[Lines of data]

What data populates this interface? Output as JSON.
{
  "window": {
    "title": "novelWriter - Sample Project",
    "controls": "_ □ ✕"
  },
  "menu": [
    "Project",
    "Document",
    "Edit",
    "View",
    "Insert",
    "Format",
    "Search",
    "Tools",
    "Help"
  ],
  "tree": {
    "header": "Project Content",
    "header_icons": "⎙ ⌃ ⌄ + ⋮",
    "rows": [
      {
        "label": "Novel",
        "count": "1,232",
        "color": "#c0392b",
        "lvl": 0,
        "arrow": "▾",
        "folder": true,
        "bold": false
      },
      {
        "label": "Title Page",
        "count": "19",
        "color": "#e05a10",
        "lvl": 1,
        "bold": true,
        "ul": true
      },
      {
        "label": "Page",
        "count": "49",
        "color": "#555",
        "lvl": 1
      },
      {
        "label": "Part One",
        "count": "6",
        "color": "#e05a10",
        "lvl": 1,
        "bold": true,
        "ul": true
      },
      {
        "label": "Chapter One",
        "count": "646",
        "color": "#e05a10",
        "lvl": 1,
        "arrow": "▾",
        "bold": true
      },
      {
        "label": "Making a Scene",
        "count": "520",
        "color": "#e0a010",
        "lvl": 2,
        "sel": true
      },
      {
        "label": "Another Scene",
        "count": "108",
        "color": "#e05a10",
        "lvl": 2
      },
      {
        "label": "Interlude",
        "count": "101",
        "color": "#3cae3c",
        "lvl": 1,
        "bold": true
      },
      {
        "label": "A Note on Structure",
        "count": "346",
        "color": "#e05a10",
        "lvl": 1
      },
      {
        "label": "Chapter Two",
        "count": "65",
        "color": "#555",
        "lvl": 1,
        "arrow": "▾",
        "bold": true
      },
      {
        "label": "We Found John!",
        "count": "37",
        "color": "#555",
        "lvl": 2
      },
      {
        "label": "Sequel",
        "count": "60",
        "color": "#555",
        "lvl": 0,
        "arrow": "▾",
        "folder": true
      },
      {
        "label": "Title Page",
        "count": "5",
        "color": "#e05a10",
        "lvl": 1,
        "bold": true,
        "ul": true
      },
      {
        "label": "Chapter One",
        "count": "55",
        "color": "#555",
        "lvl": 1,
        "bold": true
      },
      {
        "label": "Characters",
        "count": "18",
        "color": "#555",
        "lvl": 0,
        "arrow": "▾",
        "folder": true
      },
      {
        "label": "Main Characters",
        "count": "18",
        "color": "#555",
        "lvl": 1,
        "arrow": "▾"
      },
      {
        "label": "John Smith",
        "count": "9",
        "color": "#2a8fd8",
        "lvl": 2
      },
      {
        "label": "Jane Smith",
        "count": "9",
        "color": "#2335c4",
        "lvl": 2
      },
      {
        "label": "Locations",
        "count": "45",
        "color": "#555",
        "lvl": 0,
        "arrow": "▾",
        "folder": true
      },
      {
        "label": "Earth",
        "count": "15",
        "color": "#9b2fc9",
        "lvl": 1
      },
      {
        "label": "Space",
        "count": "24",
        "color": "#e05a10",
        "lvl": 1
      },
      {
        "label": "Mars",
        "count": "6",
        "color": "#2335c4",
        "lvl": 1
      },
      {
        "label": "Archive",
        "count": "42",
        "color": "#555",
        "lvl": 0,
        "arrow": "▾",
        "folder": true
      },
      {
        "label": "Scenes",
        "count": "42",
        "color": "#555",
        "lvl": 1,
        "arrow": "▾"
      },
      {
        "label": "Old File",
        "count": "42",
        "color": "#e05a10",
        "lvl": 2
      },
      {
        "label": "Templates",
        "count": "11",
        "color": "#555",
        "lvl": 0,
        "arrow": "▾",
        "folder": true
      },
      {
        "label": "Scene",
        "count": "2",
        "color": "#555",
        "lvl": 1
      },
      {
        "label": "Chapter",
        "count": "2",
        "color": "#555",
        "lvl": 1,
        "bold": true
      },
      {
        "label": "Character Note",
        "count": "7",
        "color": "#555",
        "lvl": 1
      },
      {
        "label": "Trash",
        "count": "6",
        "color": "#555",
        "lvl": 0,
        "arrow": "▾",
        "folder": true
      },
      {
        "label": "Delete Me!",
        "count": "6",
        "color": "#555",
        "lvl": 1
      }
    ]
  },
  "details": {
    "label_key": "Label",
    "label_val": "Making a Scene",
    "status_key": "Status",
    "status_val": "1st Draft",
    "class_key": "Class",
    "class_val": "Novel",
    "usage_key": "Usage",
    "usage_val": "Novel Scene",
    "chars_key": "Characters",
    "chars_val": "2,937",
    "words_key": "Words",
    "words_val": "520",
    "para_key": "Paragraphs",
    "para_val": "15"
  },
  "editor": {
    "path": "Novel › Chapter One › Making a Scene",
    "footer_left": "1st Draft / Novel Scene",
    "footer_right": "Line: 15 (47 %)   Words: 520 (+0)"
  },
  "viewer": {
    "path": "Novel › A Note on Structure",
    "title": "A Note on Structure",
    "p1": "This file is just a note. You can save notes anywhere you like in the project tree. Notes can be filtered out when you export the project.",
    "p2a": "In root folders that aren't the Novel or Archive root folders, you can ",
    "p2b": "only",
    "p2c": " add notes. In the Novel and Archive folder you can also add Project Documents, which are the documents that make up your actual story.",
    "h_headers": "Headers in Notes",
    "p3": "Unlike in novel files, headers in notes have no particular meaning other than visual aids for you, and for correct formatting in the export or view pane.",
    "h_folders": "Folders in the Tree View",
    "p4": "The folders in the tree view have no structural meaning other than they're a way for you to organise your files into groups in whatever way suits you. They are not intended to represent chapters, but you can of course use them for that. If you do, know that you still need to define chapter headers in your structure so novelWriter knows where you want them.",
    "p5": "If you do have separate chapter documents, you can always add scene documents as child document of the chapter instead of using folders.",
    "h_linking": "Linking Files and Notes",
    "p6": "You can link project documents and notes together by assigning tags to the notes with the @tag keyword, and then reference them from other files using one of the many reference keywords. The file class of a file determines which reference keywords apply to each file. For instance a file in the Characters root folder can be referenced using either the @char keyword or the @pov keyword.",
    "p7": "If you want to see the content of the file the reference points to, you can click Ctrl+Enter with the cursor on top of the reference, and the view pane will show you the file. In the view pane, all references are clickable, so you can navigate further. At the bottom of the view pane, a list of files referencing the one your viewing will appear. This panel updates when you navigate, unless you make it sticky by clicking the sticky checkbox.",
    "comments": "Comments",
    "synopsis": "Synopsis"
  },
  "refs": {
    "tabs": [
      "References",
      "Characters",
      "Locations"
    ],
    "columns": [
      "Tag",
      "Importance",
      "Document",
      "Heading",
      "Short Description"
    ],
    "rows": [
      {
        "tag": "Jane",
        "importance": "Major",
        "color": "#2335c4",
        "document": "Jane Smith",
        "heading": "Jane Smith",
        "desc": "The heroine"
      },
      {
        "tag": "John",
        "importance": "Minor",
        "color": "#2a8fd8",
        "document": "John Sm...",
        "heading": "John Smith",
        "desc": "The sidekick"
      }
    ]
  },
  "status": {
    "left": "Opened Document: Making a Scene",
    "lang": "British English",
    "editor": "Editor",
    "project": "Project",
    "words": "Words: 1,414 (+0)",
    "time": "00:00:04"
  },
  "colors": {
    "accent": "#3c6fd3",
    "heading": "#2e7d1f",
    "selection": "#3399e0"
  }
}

### [EXERCISE BRIEF]
Write out every entry again, keeping each line exactly the same.

### [CORRECT ANSWER]
What data populates this interface? Output as JSON.
{
  "window": {
    "title": "novelWriter - Sample Project",
    "controls": "_ □ ✕"
  },
  "menu": [
    "Project",
    "Document",
    "Edit",
    "View",
    "Insert",
    "Format",
    "Search",
    "Tools",
    "Help"
  ],
  "tree": {
    "header": "Project Content",
    "header_icons": "⎙ ⌃ ⌄ + ⋮",
    "rows": [
      {
        "label": "Novel",
        "count": "1,232",
        "color": "#c0392b",
        "lvl": 0,
        "arrow": "▾",
        "folder": true,
        "bold": false
      },
      {
        "label": "Title Page",
        "count": "19",
        "color": "#e05a10",
        "lvl": 1,
        "bold": true,
        "ul": true
      },
      {
        "label": "Page",
        "count": "49",
        "color": "#555",
        "lvl": 1
      },
      {
        "label": "Part One",
        "count": "6",
        "color": "#e05a10",
        "lvl": 1,
        "bold": true,
        "ul": true
      },
      {
        "label": "Chapter One",
        "count": "646",
        "color": "#e05a10",
        "lvl": 1,
        "arrow": "▾",
        "bold": true
      },
      {
        "label": "Making a Scene",
        "count": "520",
        "color": "#e0a010",
        "lvl": 2,
        "sel": true
      },
      {
        "label": "Another Scene",
        "count": "108",
        "color": "#e05a10",
        "lvl": 2
      },
      {
        "label": "Interlude",
        "count": "101",
        "color": "#3cae3c",
        "lvl": 1,
        "bold": true
      },
      {
        "label": "A Note on Structure",
        "count": "346",
        "color": "#e05a10",
        "lvl": 1
      },
      {
        "label": "Chapter Two",
        "count": "65",
        "color": "#555",
        "lvl": 1,
        "arrow": "▾",
        "bold": true
      },
      {
        "label": "We Found John!",
        "count": "37",
        "color": "#555",
        "lvl": 2
      },
      {
        "label": "Sequel",
        "count": "60",
        "color": "#555",
        "lvl": 0,
        "arrow": "▾",
        "folder": true
      },
      {
        "label": "Title Page",
        "count": "5",
        "color": "#e05a10",
        "lvl": 1,
        "bold": true,
        "ul": true
      },
      {
        "label": "Chapter One",
        "count": "55",
        "color": "#555",
        "lvl": 1,
        "bold": true
      },
      {
        "label": "Characters",
        "count": "18",
        "color": "#555",
        "lvl": 0,
        "arrow": "▾",
        "folder": true
      },
      {
        "label": "Main Characters",
        "count": "18",
        "color": "#555",
        "lvl": 1,
        "arrow": "▾"
      },
      {
        "label": "John Smith",
        "count": "9",
        "color": "#2a8fd8",
        "lvl": 2
      },
      {
        "label": "Jane Smith",
        "count": "9",
        "color": "#2335c4",
        "lvl": 2
      },
      {
        "label": "Locations",
        "count": "45",
        "color": "#555",
        "lvl": 0,
        "arrow": "▾",
        "folder": true
      },
      {
        "label": "Earth",
        "count": "15",
        "color": "#9b2fc9",
        "lvl": 1
      },
      {
        "label": "Space",
        "count": "24",
        "color": "#e05a10",
        "lvl": 1
      },
      {
        "label": "Mars",
        "count": "6",
        "color": "#2335c4",
        "lvl": 1
      },
      {
        "label": "Archive",
        "count": "42",
        "color": "#555",
        "lvl": 0,
        "arrow": "▾",
        "folder": true
      },
      {
        "label": "Scenes",
        "count": "42",
        "color": "#555",
        "lvl": 1,
        "arrow": "▾"
      },
      {
        "label": "Old File",
        "count": "42",
        "color": "#e05a10",
        "lvl": 2
      },
      {
        "label": "Templates",
        "count": "11",
        "color": "#555",
        "lvl": 0,
        "arrow": "▾",
        "folder": true
      },
      {
        "label": "Scene",
        "count": "2",
        "color": "#555",
        "lvl": 1
      },
      {
        "label": "Chapter",
        "count": "2",
        "color": "#555",
        "lvl": 1,
        "bold": true
      },
      {
        "label": "Character Note",
        "count": "7",
        "color": "#555",
        "lvl": 1
      },
      {
        "label": "Trash",
        "count": "6",
        "color": "#555",
        "lvl": 0,
        "arrow": "▾",
        "folder": true
      },
      {
        "label": "Delete Me!",
        "count": "6",
        "color": "#555",
        "lvl": 1
      }
    ]
  },
  "details": {
    "label_key": "Label",
    "label_val": "Making a Scene",
    "status_key": "Status",
    "status_val": "1st Draft",
    "class_key": "Class",
    "class_val": "Novel",
    "usage_key": "Usage",
    "usage_val": "Novel Scene",
    "chars_key": "Characters",
    "chars_val": "2,937",
    "words_key": "Words",
    "words_val": "520",
    "para_key": "Paragraphs",
    "para_val": "15"
  },
  "editor": {
    "path": "Novel › Chapter One › Making a Scene",
    "footer_left": "1st Draft / Novel Scene",
    "footer_right": "Line: 15 (47 %)   Words: 520 (+0)"
  },
  "viewer": {
    "path": "Novel › A Note on Structure",
    "title": "A Note on Structure",
    "p1": "This file is just a note. You can save notes anywhere you like in the project tree. Notes can be filtered out when you export the project.",
    "p2a": "In root folders that aren't the Novel or Archive root folders, you can ",
    "p2b": "only",
    "p2c": " add notes. In the Novel and Archive folder you can also add Project Documents, which are the documents that make up your actual story.",
    "h_headers": "Headers in Notes",
    "p3": "Unlike in novel files, headers in notes have no particular meaning other than visual aids for you, and for correct formatting in the export or view pane.",
    "h_folders": "Folders in the Tree View",
    "p4": "The folders in the tree view have no structural meaning other than they're a way for you to organise your files into groups in whatever way suits you. They are not intended to represent chapters, but you can of course use them for that. If you do, know that you still need to define chapter headers in your structure so novelWriter knows where you want them.",
    "p5": "If you do have separate chapter documents, you can always add scene documents as child document of the chapter instead of using folders.",
    "h_linking": "Linking Files and Notes",
    "p6": "You can link project documents and notes together by assigning tags to the notes with the @tag keyword, and then reference them from other files using one of the many reference keywords. The file class of a file determines which reference keywords apply to each file. For instance a file in the Characters root folder can be referenced using either the @char keyword or the @pov keyword.",
    "p7": "If you want to see the content of the file the reference points to, you can click Ctrl+Enter with the cursor on top of the reference, and the view pane will show you the file. In the view pane, all references are clickable, so you can navigate further. At the bottom of the view pane, a list of files referencing the one your viewing will appear. This panel updates when you navigate, unless you make it sticky by clicking the sticky checkbox.",
    "comments": "Comments",
    "synopsis": "Synopsis"
  },
  "refs": {
    "tabs": [
      "References",
      "Characters",
      "Locations"
    ],
    "columns": [
      "Tag",
      "Importance",
      "Document",
      "Heading",
      "Short Description"
    ],
    "rows": [
      {
        "tag": "Jane",
        "importance": "Major",
        "color": "#2335c4",
        "document": "Jane Smith",
        "heading": "Jane Smith",
        "desc": "The heroine"
      },
      {
        "tag": "John",
        "importance": "Minor",
        "color": "#2a8fd8",
        "document": "John Sm...",
        "heading": "John Smith",
        "desc": "The sidekick"
      }
    ]
  },
  "status": {
    "left": "Opened Document: Making a Scene",
    "lang": "British English",
    "editor": "Editor",
    "project": "Project",
    "words": "Words: 1,414 (+0)",
    "time": "00:00:04"
  },
  "colors": {
    "accent": "#3c6fd3",
    "heading": "#2e7d1f",
    "selection": "#3399e0"
  }
}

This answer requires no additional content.